* START Passage shown *

Re: [PATCH v5] hugetlbfs: Extend the definition of hugepages parameter to support node allocation

zhenguo yao <yaozhenguo1@xxxxxxxxx> · Wed, 22 Sep 2021 17:14:02 +0800

Thanks for your review.

Mike Rapoport <rppt@xxxxxxxxxx> 于2021年9月19日周日 上午3:28写道：
>
> On Sat, Sep 18, 2021 at 07:32:01PM +0800, yaozhenguo wrote:
> > We can specify the number of hugepages to allocate at boot. But the
> > hugepages is balanced in all nodes at present. In some scenarios,
> > we only need hugepages in one node. For example: DPDK needs hugepages
> > which are in the same node as NIC. if DPDK needs four hugepages of 1G
> > size in node1 and system has 16 numa nodes. We must reserve 64 hugepages
> > in kernel cmdline. But, only four hugepages are used. The others should
> > be free after boot. If the system memory is low(for example: 64G), it will
> > be an impossible task. So, Extending hugepages parameter to support
> > specifying hugepages at a specific node.
> > For example add following parameter:
> >
> > hugepagesz=1G hugepages=0:1,1:3
> >
> > It will allocate 1 hugepage in node0 and 3 hugepages in node1.
> >
> > Signed-off-by: yaozhenguo <yaozhenguo1@xxxxxxxxx>
> > ---
> > v4->v5 changes:
> >       - remove BUG_ON in __alloc_bootmem_huge_page.
> >       - add nid parameter in __alloc_bootmem_huge_page to support
> >         called in both specific node alloc and normal alloc.
> >       - do normal alloc if architecture can't support node specific alloc.
> >       - return -1 in powerpc version of alloc_bootmem_huge_page when
> >         nid is not NUMA_NO_NODE.
>
> I think, node format should not be enabled on powerpc.  Rather than add a
> new return value to alloc_bootmem_huge_page() and add complex checks for
> -1, 0 and 1, it would be simpler to add a new weak function. The default
> implementation will return true and powerpc will have an override that
> returns false.

* END Passage shown *
* START Material supplied *

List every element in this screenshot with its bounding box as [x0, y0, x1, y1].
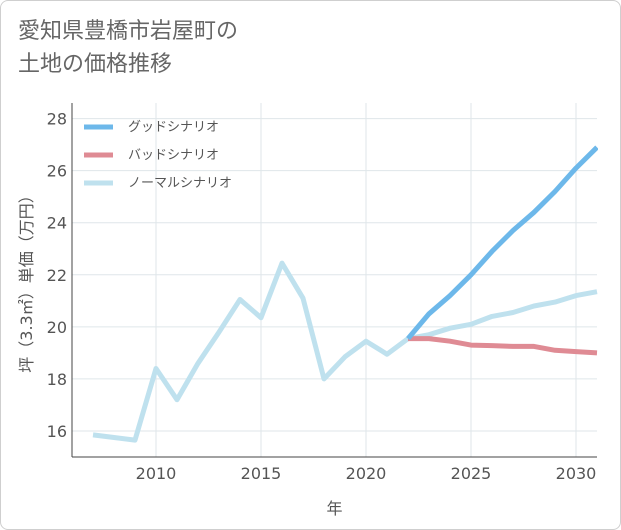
chart-title: 愛知県豊橋市岩屋町の 土地の価格推移	[18, 15, 238, 81]
x-axis-title: 年	[326, 499, 342, 518]
plot-right-cover	[598, 93, 620, 459]
series-line-1	[408, 336, 598, 356]
legend-label-1: バッドシナリオ	[128, 148, 219, 163]
y-tick-label: 28	[47, 110, 67, 129]
y-tick-label: 16	[47, 422, 67, 441]
legend-label-2: ノーマルシナリオ	[128, 176, 232, 191]
y-tick-label: 18	[47, 370, 67, 389]
x-tick-label: 2025	[451, 464, 492, 483]
y-tick-label: 22	[47, 266, 67, 285]
x-tick-label: 2030	[556, 464, 597, 483]
y-axis-title: 坪（3.3㎡）単価（万円）	[17, 187, 36, 372]
y-tick-label: 26	[47, 162, 67, 181]
y-tick-label: 20	[47, 318, 67, 337]
x-tick-label: 2020	[346, 464, 387, 483]
series-line-0	[406, 145, 599, 341]
x-tick-label: 2015	[241, 464, 282, 483]
chart-title-line2: 土地の価格推移	[18, 52, 173, 77]
series-line-2	[92, 260, 598, 443]
legend-label-0: グッドシナリオ	[128, 120, 219, 135]
plot-area	[72, 103, 597, 457]
y-tick-label: 24	[47, 214, 67, 233]
x-tick-label: 2010	[136, 464, 177, 483]
chart-title-line1: 愛知県豊橋市岩屋町の	[18, 19, 239, 44]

* END Material supplied *

Task set
A: Please transcribe the patch thread from "Re: [PATCH v5]" up to and including "for your review.".
B: Decide whether each statement agrees with the patch thread, answering yes or no and quoting the words that settle it: (i) the example parameter puts 3 hugepages in node1; (ii) the v4->v5 changes add a BUG_ON in __alloc_bootmem_huge_page; (iii) the reviewer thinks the node format should be enabled on powerpc.
The rows come from a separate source.

Outputs for the tasks
A:
Re: [PATCH v5] hugetlbfs: Extend the definition of hugepages parameter to support node allocation

zhenguo yao <yaozhenguo1@xxxxxxxxx> · Wed, 22 Sep 2021 17:14:02 +0800

Thanks for your review.

B:
(i) Yes: "It will allocate 1 hugepage in node0 and 3 hugepages in node1."
(ii) No: "remove BUG_ON in __alloc_bootmem_huge_page."
(iii) No: "I think, node format should not be enabled on powerpc."